--- start ---

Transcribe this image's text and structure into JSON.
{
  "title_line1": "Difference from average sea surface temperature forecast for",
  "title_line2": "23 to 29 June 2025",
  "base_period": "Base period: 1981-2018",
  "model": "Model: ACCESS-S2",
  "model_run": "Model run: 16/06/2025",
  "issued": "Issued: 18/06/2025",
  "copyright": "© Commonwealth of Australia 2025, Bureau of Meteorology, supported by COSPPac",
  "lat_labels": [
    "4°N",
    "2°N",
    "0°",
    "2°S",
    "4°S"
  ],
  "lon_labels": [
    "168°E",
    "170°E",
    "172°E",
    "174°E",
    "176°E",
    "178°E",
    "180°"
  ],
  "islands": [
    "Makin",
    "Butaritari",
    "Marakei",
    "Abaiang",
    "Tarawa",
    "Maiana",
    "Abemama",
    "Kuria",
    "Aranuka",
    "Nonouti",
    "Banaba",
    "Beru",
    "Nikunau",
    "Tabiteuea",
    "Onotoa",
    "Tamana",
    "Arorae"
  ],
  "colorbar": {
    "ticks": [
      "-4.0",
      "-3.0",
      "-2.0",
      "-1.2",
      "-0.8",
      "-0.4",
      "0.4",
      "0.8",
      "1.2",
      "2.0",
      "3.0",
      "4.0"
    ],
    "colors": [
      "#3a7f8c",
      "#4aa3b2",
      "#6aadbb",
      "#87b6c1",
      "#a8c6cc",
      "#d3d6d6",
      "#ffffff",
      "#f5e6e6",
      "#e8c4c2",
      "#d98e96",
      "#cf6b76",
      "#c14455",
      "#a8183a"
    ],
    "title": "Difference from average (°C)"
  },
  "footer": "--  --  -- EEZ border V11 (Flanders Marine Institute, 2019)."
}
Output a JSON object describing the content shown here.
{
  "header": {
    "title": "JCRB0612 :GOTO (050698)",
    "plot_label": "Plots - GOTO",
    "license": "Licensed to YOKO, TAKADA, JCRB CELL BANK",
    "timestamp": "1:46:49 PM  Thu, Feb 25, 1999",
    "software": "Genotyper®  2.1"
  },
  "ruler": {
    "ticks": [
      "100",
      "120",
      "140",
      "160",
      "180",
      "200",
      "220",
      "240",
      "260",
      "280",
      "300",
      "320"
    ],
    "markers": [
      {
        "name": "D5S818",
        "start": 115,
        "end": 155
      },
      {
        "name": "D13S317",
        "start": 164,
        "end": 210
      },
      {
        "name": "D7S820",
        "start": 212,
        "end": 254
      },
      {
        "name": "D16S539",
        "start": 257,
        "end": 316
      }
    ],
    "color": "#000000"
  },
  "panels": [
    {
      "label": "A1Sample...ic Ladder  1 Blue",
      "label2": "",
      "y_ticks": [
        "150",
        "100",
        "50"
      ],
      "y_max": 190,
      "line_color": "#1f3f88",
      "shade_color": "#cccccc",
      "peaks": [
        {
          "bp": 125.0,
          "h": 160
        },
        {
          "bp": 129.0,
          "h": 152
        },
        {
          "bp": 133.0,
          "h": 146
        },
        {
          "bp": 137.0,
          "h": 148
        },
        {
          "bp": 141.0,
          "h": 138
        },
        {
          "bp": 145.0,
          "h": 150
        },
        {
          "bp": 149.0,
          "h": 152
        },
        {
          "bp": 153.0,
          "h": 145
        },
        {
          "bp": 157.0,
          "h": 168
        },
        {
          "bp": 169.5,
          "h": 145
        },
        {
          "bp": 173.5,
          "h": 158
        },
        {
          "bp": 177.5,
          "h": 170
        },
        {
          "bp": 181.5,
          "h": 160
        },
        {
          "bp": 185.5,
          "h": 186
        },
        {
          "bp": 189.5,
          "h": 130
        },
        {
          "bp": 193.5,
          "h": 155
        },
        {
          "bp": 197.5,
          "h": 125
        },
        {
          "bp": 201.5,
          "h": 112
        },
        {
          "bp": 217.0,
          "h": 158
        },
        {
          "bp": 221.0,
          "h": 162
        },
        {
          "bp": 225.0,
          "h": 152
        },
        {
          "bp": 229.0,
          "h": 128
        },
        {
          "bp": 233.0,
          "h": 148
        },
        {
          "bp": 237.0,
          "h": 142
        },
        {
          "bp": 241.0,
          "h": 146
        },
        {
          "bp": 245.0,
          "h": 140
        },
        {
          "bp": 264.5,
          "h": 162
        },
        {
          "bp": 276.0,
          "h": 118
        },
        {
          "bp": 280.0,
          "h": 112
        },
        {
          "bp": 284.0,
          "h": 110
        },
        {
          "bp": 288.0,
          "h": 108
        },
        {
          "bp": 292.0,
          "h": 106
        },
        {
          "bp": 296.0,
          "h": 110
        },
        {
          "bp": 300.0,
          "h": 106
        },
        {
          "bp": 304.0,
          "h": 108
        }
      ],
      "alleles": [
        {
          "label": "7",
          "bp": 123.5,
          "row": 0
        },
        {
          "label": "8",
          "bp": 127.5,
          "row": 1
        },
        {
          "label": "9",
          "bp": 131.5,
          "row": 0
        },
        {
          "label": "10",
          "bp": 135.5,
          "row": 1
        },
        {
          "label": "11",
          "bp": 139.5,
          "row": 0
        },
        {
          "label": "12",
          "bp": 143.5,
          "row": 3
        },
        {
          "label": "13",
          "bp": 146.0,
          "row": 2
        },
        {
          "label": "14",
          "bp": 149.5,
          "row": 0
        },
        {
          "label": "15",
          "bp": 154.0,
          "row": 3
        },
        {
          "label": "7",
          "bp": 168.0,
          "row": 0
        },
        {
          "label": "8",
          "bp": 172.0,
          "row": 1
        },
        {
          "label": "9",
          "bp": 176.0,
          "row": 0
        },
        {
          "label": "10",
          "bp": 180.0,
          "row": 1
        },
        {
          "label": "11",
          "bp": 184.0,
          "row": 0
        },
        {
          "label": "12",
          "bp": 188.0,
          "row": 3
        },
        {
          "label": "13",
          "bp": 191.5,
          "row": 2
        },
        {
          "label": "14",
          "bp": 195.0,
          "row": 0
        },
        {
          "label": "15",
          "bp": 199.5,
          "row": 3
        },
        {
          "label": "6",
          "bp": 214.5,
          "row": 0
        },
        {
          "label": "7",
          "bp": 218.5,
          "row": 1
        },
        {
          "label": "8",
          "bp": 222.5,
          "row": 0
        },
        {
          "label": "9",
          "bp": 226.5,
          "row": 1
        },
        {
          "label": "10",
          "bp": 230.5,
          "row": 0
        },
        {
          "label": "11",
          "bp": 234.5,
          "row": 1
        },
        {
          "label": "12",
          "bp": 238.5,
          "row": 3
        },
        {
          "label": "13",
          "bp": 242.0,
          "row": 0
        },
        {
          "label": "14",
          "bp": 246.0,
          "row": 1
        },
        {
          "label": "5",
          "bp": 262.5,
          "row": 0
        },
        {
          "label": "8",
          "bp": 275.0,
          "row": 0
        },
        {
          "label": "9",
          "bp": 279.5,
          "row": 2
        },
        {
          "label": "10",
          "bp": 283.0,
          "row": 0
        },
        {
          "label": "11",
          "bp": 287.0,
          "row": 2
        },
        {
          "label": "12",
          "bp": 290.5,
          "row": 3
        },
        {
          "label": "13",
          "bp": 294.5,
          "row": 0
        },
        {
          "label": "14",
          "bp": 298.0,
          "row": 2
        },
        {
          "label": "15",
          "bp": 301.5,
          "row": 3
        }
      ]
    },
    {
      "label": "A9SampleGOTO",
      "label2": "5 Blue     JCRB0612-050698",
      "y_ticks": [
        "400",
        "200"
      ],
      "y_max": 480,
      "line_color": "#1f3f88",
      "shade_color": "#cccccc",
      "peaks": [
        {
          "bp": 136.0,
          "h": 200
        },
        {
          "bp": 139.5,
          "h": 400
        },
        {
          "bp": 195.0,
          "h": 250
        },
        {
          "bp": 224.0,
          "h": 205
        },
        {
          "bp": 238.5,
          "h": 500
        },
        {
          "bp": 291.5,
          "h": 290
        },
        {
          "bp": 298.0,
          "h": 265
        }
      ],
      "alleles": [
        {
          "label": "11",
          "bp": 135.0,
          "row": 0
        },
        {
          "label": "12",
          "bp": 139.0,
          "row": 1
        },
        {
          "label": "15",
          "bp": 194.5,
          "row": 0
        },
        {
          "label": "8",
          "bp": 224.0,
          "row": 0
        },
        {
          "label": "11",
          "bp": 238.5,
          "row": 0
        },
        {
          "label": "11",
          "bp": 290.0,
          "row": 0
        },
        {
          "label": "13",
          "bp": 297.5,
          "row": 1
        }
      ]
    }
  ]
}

--- end ---

Set task = Select and copy each line from the data that includes the word "JSON".

Problem solution =
Transcribe this image's text and structure into JSON.
Output a JSON object describing the content shown here.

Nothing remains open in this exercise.